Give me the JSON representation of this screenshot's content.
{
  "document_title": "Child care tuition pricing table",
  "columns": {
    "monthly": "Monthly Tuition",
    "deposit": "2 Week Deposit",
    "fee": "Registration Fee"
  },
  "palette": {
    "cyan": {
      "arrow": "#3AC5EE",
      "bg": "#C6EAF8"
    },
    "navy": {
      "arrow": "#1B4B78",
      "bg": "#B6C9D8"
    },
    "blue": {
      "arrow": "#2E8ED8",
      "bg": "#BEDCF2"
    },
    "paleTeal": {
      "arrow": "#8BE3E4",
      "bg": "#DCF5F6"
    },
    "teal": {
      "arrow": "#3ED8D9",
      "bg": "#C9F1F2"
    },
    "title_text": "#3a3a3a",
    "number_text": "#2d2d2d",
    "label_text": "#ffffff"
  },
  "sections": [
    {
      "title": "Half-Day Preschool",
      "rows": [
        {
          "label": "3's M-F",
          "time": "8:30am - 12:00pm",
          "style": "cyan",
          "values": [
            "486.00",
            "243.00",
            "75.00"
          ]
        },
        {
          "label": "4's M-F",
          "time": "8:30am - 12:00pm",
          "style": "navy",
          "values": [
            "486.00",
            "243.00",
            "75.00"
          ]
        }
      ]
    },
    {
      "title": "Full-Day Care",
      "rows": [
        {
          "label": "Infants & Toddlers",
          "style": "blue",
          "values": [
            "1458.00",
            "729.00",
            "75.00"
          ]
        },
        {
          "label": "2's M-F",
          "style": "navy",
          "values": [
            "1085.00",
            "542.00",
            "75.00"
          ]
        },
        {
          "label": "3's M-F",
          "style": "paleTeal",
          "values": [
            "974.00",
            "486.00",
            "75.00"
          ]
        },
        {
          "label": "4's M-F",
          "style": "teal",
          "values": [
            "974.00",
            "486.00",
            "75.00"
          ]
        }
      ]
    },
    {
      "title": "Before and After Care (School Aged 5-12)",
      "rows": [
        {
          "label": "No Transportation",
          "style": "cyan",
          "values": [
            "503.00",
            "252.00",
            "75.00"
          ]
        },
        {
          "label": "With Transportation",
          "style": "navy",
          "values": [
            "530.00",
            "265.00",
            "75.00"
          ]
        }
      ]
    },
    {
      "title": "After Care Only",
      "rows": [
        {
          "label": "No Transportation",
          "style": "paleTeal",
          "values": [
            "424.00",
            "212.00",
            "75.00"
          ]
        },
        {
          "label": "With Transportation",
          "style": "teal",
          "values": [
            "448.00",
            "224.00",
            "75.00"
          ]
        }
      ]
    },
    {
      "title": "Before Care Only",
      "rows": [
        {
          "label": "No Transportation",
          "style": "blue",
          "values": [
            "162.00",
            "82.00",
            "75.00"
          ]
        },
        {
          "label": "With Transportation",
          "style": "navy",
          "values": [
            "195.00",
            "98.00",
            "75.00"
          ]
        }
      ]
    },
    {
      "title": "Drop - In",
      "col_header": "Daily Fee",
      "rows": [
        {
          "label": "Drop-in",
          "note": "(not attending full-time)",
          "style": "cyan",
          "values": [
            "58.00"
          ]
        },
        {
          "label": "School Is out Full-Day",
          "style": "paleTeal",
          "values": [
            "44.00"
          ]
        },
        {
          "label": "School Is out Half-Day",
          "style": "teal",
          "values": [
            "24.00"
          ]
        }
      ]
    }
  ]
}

### Stated goal
Across the records, count the lines holding the string "Only". Give the number and stop.

### Task result
2